Write out the data below exactly as given, without any of its pictures.

(Dataset listings of figures)
-=-=-

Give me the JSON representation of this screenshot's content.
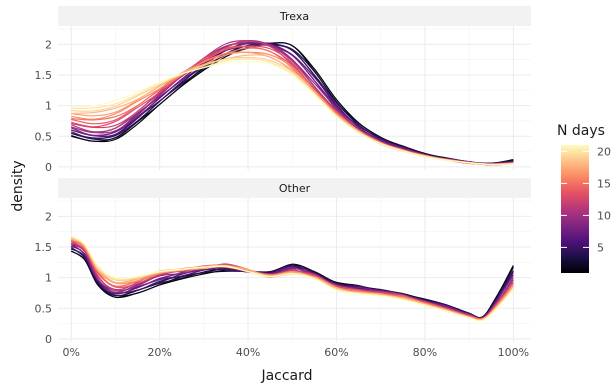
{
  "chart_data": {
    "type": "line",
    "xlabel": "Jaccard",
    "ylabel": "density",
    "x_ticks": [
      "0%",
      "20%",
      "40%",
      "60%",
      "80%",
      "100%"
    ],
    "x_tick_values": [
      0,
      20,
      40,
      60,
      80,
      100
    ],
    "xlim": [
      -3,
      104
    ],
    "ylim": [
      -0.05,
      2.3
    ],
    "y_ticks": [
      "0",
      "0.5",
      "1",
      "1.5",
      "2"
    ],
    "y_tick_values": [
      0,
      0.5,
      1,
      1.5,
      2
    ],
    "grid": true,
    "legend": {
      "title": "N days",
      "ticks": [
        "5",
        "10",
        "15",
        "20"
      ],
      "tick_values": [
        5,
        10,
        15,
        20
      ],
      "range": [
        1,
        21
      ],
      "position": "right",
      "colors": [
        "#000004",
        "#1c1044",
        "#4f127b",
        "#812581",
        "#b5367a",
        "#e55064",
        "#fb8761",
        "#fec287",
        "#fcfdbf"
      ]
    },
    "panels": [
      {
        "strip": "Trexa",
        "x": [
          0,
          5,
          10,
          15,
          20,
          25,
          30,
          35,
          40,
          45,
          50,
          55,
          60,
          65,
          70,
          75,
          80,
          85,
          90,
          95,
          100
        ],
        "base": [
          0.68,
          0.58,
          0.64,
          0.9,
          1.2,
          1.5,
          1.78,
          2.0,
          2.06,
          1.98,
          1.72,
          1.3,
          0.9,
          0.6,
          0.4,
          0.28,
          0.18,
          0.12,
          0.07,
          0.04,
          0.06
        ],
        "extremes": {
          "n1": [
            0.5,
            0.42,
            0.45,
            0.7,
            1.02,
            1.32,
            1.58,
            1.8,
            1.95,
            2.02,
            1.98,
            1.6,
            1.1,
            0.72,
            0.48,
            0.34,
            0.22,
            0.14,
            0.08,
            0.06,
            0.12
          ],
          "n21": [
            0.98,
            1.0,
            1.08,
            1.22,
            1.38,
            1.52,
            1.62,
            1.7,
            1.72,
            1.68,
            1.5,
            1.18,
            0.82,
            0.56,
            0.38,
            0.26,
            0.17,
            0.11,
            0.07,
            0.04,
            0.05
          ]
        }
      },
      {
        "strip": "Other",
        "x": [
          0,
          3,
          6,
          10,
          15,
          20,
          25,
          30,
          35,
          40,
          45,
          50,
          55,
          60,
          65,
          70,
          75,
          80,
          85,
          90,
          93,
          96,
          100
        ],
        "base": [
          1.58,
          1.45,
          1.02,
          0.8,
          0.9,
          1.05,
          1.12,
          1.18,
          1.2,
          1.12,
          1.04,
          1.12,
          1.02,
          0.86,
          0.8,
          0.76,
          0.7,
          0.6,
          0.5,
          0.38,
          0.33,
          0.55,
          0.95
        ],
        "extremes": {
          "n1": [
            1.43,
            1.3,
            0.88,
            0.68,
            0.75,
            0.88,
            0.98,
            1.06,
            1.12,
            1.1,
            1.08,
            1.22,
            1.1,
            0.92,
            0.86,
            0.8,
            0.74,
            0.64,
            0.55,
            0.42,
            0.36,
            0.66,
            1.2
          ],
          "n21": [
            1.68,
            1.55,
            1.2,
            1.0,
            1.02,
            1.1,
            1.14,
            1.17,
            1.18,
            1.1,
            1.02,
            1.06,
            0.98,
            0.8,
            0.74,
            0.7,
            0.64,
            0.55,
            0.45,
            0.34,
            0.3,
            0.48,
            0.8
          ]
        }
      }
    ]
  }
}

-=-=-

* _TASK SOLUTION_:
Give me the JSON representation of this screenshot's content.
{
  "chart_data": {
    "type": "line",
    "xlabel": "Jaccard",
    "ylabel": "density",
    "x_ticks": [
      "0%",
      "20%",
      "40%",
      "60%",
      "80%",
      "100%"
    ],
    "x_tick_values": [
      0,
      20,
      40,
      60,
      80,
      100
    ],
    "xlim": [
      -3,
      104
    ],
    "ylim": [
      -0.05,
      2.3
    ],
    "y_ticks": [
      "0",
      "0.5",
      "1",
      "1.5",
      "2"
    ],
    "y_tick_values": [
      0,
      0.5,
      1,
      1.5,
      2
    ],
    "grid": true,
    "legend": {
      "title": "N days",
      "ticks": [
        "5",
        "10",
        "15",
        "20"
      ],
      "tick_values": [
        5,
        10,
        15,
        20
      ],
      "range": [
        1,
        21
      ],
      "position": "right",
      "colors": [
        "#000004",
        "#1c1044",
        "#4f127b",
        "#812581",
        "#b5367a",
        "#e55064",
        "#fb8761",
        "#fec287",
        "#fcfdbf"
      ]
    },
    "panels": [
      {
        "strip": "Trexa",
        "x": [
          0,
          5,
          10,
          15,
          20,
          25,
          30,
          35,
          40,
          45,
          50,
          55,
          60,
          65,
          70,
          75,
          80,
          85,
          90,
          95,
          100
        ],
        "base": [
          0.68,
          0.58,
          0.64,
          0.9,
          1.2,
          1.5,
          1.78,
          2.0,
          2.06,
          1.98,
          1.72,
          1.3,
          0.9,
          0.6,
          0.4,
          0.28,
          0.18,
          0.12,
          0.07,
          0.04,
          0.06
        ],
        "extremes": {
          "n1": [
            0.5,
            0.42,
            0.45,
            0.7,
            1.02,
            1.32,
            1.58,
            1.8,
            1.95,
            2.02,
            1.98,
            1.6,
            1.1,
            0.72,
            0.48,
            0.34,
            0.22,
            0.14,
            0.08,
            0.06,
            0.12
          ],
          "n21": [
            0.98,
            1.0,
            1.08,
            1.22,
            1.38,
            1.52,
            1.62,
            1.7,
            1.72,
            1.68,
            1.5,
            1.18,
            0.82,
            0.56,
            0.38,
            0.26,
            0.17,
            0.11,
            0.07,
            0.04,
            0.05
          ]
        }
      },
      {
        "strip": "Other",
        "x": [
          0,
          3,
          6,
          10,
          15,
          20,
          25,
          30,
          35,
          40,
          45,
          50,
          55,
          60,
          65,
          70,
          75,
          80,
          85,
          90,
          93,
          96,
          100
        ],
        "base": [
          1.58,
          1.45,
          1.02,
          0.8,
          0.9,
          1.05,
          1.12,
          1.18,
          1.2,
          1.12,
          1.04,
          1.12,
          1.02,
          0.86,
          0.8,
          0.76,
          0.7,
          0.6,
          0.5,
          0.38,
          0.33,
          0.55,
          0.95
        ],
        "extremes": {
          "n1": [
            1.43,
            1.3,
            0.88,
            0.68,
            0.75,
            0.88,
            0.98,
            1.06,
            1.12,
            1.1,
            1.08,
            1.22,
            1.1,
            0.92,
            0.86,
            0.8,
            0.74,
            0.64,
            0.55,
            0.42,
            0.36,
            0.66,
            1.2
          ],
          "n21": [
            1.68,
            1.55,
            1.2,
            1.0,
            1.02,
            1.1,
            1.14,
            1.17,
            1.18,
            1.1,
            1.02,
            1.06,
            0.98,
            0.8,
            0.74,
            0.7,
            0.64,
            0.55,
            0.45,
            0.34,
            0.3,
            0.48,
            0.8
          ]
        }
      }
    ]
  }
}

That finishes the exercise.